Requirement: Quote the listing below in full and exactly as written, but omit every picture.

Provided information:
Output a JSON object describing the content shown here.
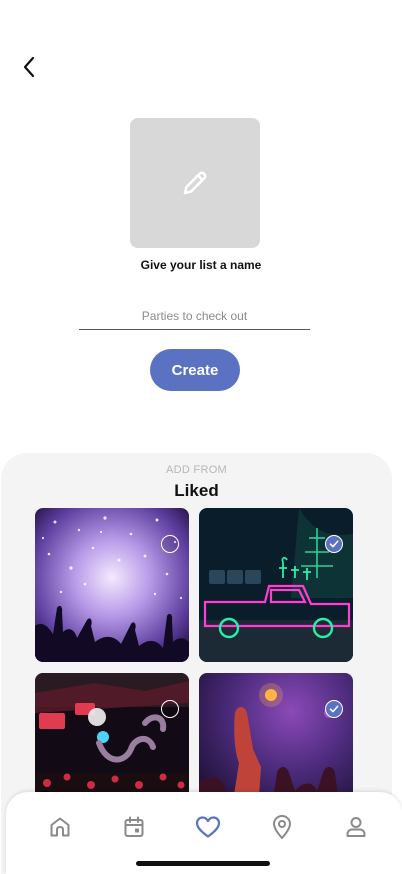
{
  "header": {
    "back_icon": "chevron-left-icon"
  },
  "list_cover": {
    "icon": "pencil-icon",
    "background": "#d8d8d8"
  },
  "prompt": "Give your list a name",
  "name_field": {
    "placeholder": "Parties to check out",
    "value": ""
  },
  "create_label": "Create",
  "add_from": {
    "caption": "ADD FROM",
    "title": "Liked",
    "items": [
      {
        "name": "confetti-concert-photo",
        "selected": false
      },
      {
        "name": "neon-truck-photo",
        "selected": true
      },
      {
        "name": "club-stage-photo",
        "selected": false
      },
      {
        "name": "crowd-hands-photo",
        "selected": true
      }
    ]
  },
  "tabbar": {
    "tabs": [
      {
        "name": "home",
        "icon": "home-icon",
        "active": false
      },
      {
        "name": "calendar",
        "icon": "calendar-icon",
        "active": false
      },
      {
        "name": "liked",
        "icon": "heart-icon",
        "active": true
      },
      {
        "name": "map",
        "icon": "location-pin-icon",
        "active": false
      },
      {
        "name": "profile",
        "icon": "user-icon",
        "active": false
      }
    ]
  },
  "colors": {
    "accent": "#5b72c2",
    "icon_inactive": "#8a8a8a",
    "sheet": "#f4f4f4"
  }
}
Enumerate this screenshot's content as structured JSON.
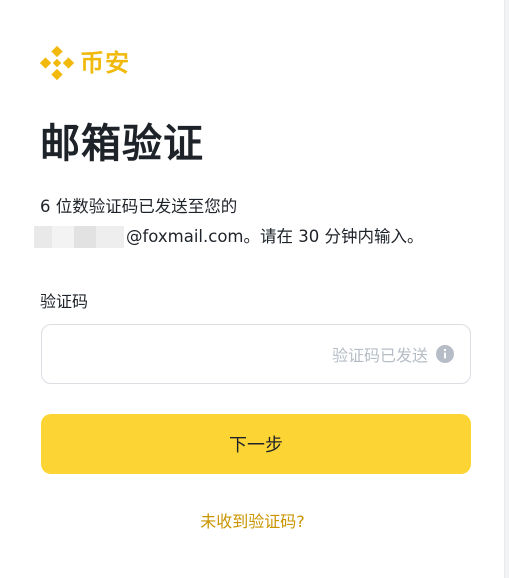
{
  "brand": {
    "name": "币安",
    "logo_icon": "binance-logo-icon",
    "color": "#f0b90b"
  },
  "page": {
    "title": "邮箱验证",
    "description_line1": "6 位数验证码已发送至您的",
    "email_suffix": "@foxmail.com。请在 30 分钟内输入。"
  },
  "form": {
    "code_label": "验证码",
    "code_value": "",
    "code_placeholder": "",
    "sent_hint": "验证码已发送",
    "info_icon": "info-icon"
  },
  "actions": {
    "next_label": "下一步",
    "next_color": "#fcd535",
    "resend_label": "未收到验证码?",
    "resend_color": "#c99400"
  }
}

Result of this exercise:
Output a JSON object describing the content shown here.
{
  "header": {
    "back_icon": "chevron-left-icon"
  },
  "list_cover": {
    "icon": "pencil-icon",
    "background": "#d8d8d8"
  },
  "prompt": "Give your list a name",
  "name_field": {
    "placeholder": "Parties to check out",
    "value": ""
  },
  "create_label": "Create",
  "add_from": {
    "caption": "ADD FROM",
    "title": "Liked",
    "items": [
      {
        "name": "confetti-concert-photo",
        "selected": false
      },
      {
        "name": "neon-truck-photo",
        "selected": true
      },
      {
        "name": "club-stage-photo",
        "selected": false
      },
      {
        "name": "crowd-hands-photo",
        "selected": true
      }
    ]
  },
  "tabbar": {
    "tabs": [
      {
        "name": "home",
        "icon": "home-icon",
        "active": false
      },
      {
        "name": "calendar",
        "icon": "calendar-icon",
        "active": false
      },
      {
        "name": "liked",
        "icon": "heart-icon",
        "active": true
      },
      {
        "name": "map",
        "icon": "location-pin-icon",
        "active": false
      },
      {
        "name": "profile",
        "icon": "user-icon",
        "active": false
      }
    ]
  },
  "colors": {
    "accent": "#5b72c2",
    "icon_inactive": "#8a8a8a",
    "sheet": "#f4f4f4"
  }
}
Enumerate this screenshot's content as structured JSON.
{
  "brand": {
    "name": "币安",
    "logo_icon": "binance-logo-icon",
    "color": "#f0b90b"
  },
  "page": {
    "title": "邮箱验证",
    "description_line1": "6 位数验证码已发送至您的",
    "email_suffix": "@foxmail.com。请在 30 分钟内输入。"
  },
  "form": {
    "code_label": "验证码",
    "code_value": "",
    "code_placeholder": "",
    "sent_hint": "验证码已发送",
    "info_icon": "info-icon"
  },
  "actions": {
    "next_label": "下一步",
    "next_color": "#fcd535",
    "resend_label": "未收到验证码?",
    "resend_color": "#c99400"
  }
}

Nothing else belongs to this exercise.